>> begin Data extract

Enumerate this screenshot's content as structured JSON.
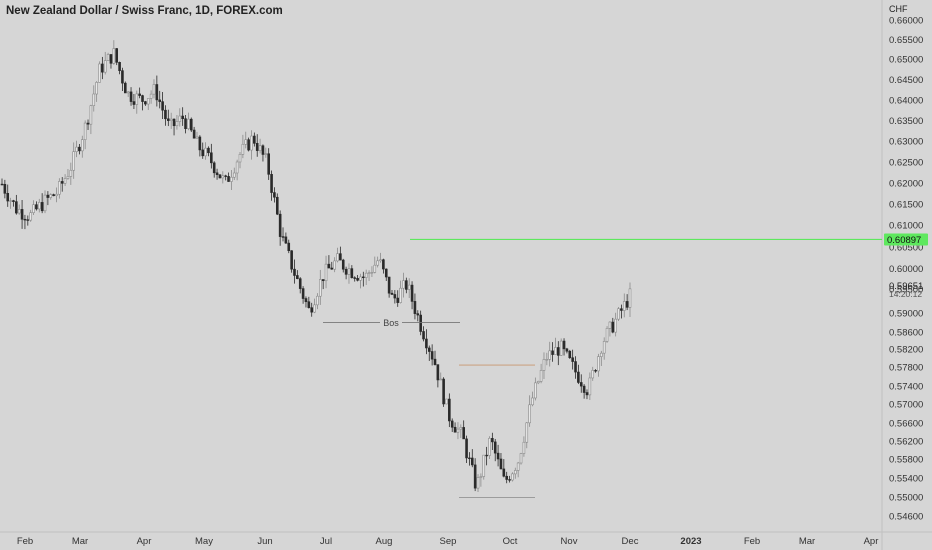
{
  "header": {
    "title": "New Zealand Dollar / Swiss Franc, 1D, FOREX.com"
  },
  "axis": {
    "currency": "CHF",
    "price_ticks": [
      "0.66000",
      "0.65500",
      "0.65000",
      "0.64500",
      "0.64000",
      "0.63500",
      "0.63000",
      "0.62500",
      "0.62000",
      "0.61500",
      "0.61000",
      "0.60500",
      "0.60000",
      "0.59500",
      "0.59000",
      "0.58600",
      "0.58200",
      "0.57800",
      "0.57400",
      "0.57000",
      "0.56600",
      "0.56200",
      "0.55800",
      "0.55400",
      "0.55000",
      "0.54600"
    ],
    "time_ticks": [
      {
        "label": "Feb",
        "bold": false
      },
      {
        "label": "Mar",
        "bold": false
      },
      {
        "label": "Apr",
        "bold": false
      },
      {
        "label": "May",
        "bold": false
      },
      {
        "label": "Jun",
        "bold": false
      },
      {
        "label": "Jul",
        "bold": false
      },
      {
        "label": "Aug",
        "bold": false
      },
      {
        "label": "Sep",
        "bold": false
      },
      {
        "label": "Oct",
        "bold": false
      },
      {
        "label": "Nov",
        "bold": false
      },
      {
        "label": "Dec",
        "bold": false
      },
      {
        "label": "2023",
        "bold": true
      },
      {
        "label": "Feb",
        "bold": false
      },
      {
        "label": "Mar",
        "bold": false
      },
      {
        "label": "Apr",
        "bold": false
      }
    ]
  },
  "markers": {
    "level_line": {
      "price": 0.60897,
      "label": "0.60897",
      "color": "#5ee85e"
    },
    "last_price": {
      "label": "0.59651",
      "countdown": "14:20:12"
    }
  },
  "annotations": {
    "bos": {
      "text": "Bos",
      "price": 0.5906,
      "from": "Jul",
      "to": "Sep"
    },
    "orange_line": {
      "price": 0.5812,
      "color": "#c8966e"
    },
    "low_line": {
      "price": 0.5519
    }
  },
  "colors": {
    "background": "#d6d6d6",
    "candle": "#8a8a8a",
    "candle_dark": "#2a2a2a",
    "text": "#222222"
  },
  "chart_data": {
    "type": "candlestick",
    "title": "New Zealand Dollar / Swiss Franc, 1D, FOREX.com",
    "ylabel": "CHF",
    "ylim": [
      0.5443,
      0.6619
    ],
    "x": [
      "Feb",
      "Mar",
      "Apr",
      "May",
      "Jun",
      "Jul",
      "Aug",
      "Sep",
      "Oct",
      "Nov",
      "Dec"
    ],
    "close_path": [
      0.6212,
      0.6158,
      0.6141,
      0.6172,
      0.6195,
      0.6255,
      0.6342,
      0.6465,
      0.6501,
      0.6412,
      0.6398,
      0.642,
      0.6335,
      0.636,
      0.6298,
      0.6262,
      0.6213,
      0.6276,
      0.6315,
      0.6257,
      0.6098,
      0.6012,
      0.5932,
      0.601,
      0.6043,
      0.6021,
      0.6005,
      0.6046,
      0.5955,
      0.599,
      0.5901,
      0.582,
      0.5701,
      0.5652,
      0.5541,
      0.5648,
      0.5552,
      0.5602,
      0.5738,
      0.5829,
      0.5851,
      0.5802,
      0.5756,
      0.5862,
      0.5912,
      0.5965
    ]
  }
}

>> end Data extract

▸ Instruction:
Restate the records above in full, word for word. Keep pictures out.

▸ Answer to this exercise:
Enumerate this screenshot's content as structured JSON.
{
  "header": {
    "title": "New Zealand Dollar / Swiss Franc, 1D, FOREX.com"
  },
  "axis": {
    "currency": "CHF",
    "price_ticks": [
      "0.66000",
      "0.65500",
      "0.65000",
      "0.64500",
      "0.64000",
      "0.63500",
      "0.63000",
      "0.62500",
      "0.62000",
      "0.61500",
      "0.61000",
      "0.60500",
      "0.60000",
      "0.59500",
      "0.59000",
      "0.58600",
      "0.58200",
      "0.57800",
      "0.57400",
      "0.57000",
      "0.56600",
      "0.56200",
      "0.55800",
      "0.55400",
      "0.55000",
      "0.54600"
    ],
    "time_ticks": [
      {
        "label": "Feb",
        "bold": false
      },
      {
        "label": "Mar",
        "bold": false
      },
      {
        "label": "Apr",
        "bold": false
      },
      {
        "label": "May",
        "bold": false
      },
      {
        "label": "Jun",
        "bold": false
      },
      {
        "label": "Jul",
        "bold": false
      },
      {
        "label": "Aug",
        "bold": false
      },
      {
        "label": "Sep",
        "bold": false
      },
      {
        "label": "Oct",
        "bold": false
      },
      {
        "label": "Nov",
        "bold": false
      },
      {
        "label": "Dec",
        "bold": false
      },
      {
        "label": "2023",
        "bold": true
      },
      {
        "label": "Feb",
        "bold": false
      },
      {
        "label": "Mar",
        "bold": false
      },
      {
        "label": "Apr",
        "bold": false
      }
    ]
  },
  "markers": {
    "level_line": {
      "price": 0.60897,
      "label": "0.60897",
      "color": "#5ee85e"
    },
    "last_price": {
      "label": "0.59651",
      "countdown": "14:20:12"
    }
  },
  "annotations": {
    "bos": {
      "text": "Bos",
      "price": 0.5906,
      "from": "Jul",
      "to": "Sep"
    },
    "orange_line": {
      "price": 0.5812,
      "color": "#c8966e"
    },
    "low_line": {
      "price": 0.5519
    }
  },
  "colors": {
    "background": "#d6d6d6",
    "candle": "#8a8a8a",
    "candle_dark": "#2a2a2a",
    "text": "#222222"
  },
  "chart_data": {
    "type": "candlestick",
    "title": "New Zealand Dollar / Swiss Franc, 1D, FOREX.com",
    "ylabel": "CHF",
    "ylim": [
      0.5443,
      0.6619
    ],
    "x": [
      "Feb",
      "Mar",
      "Apr",
      "May",
      "Jun",
      "Jul",
      "Aug",
      "Sep",
      "Oct",
      "Nov",
      "Dec"
    ],
    "close_path": [
      0.6212,
      0.6158,
      0.6141,
      0.6172,
      0.6195,
      0.6255,
      0.6342,
      0.6465,
      0.6501,
      0.6412,
      0.6398,
      0.642,
      0.6335,
      0.636,
      0.6298,
      0.6262,
      0.6213,
      0.6276,
      0.6315,
      0.6257,
      0.6098,
      0.6012,
      0.5932,
      0.601,
      0.6043,
      0.6021,
      0.6005,
      0.6046,
      0.5955,
      0.599,
      0.5901,
      0.582,
      0.5701,
      0.5652,
      0.5541,
      0.5648,
      0.5552,
      0.5602,
      0.5738,
      0.5829,
      0.5851,
      0.5802,
      0.5756,
      0.5862,
      0.5912,
      0.5965
    ]
  }
}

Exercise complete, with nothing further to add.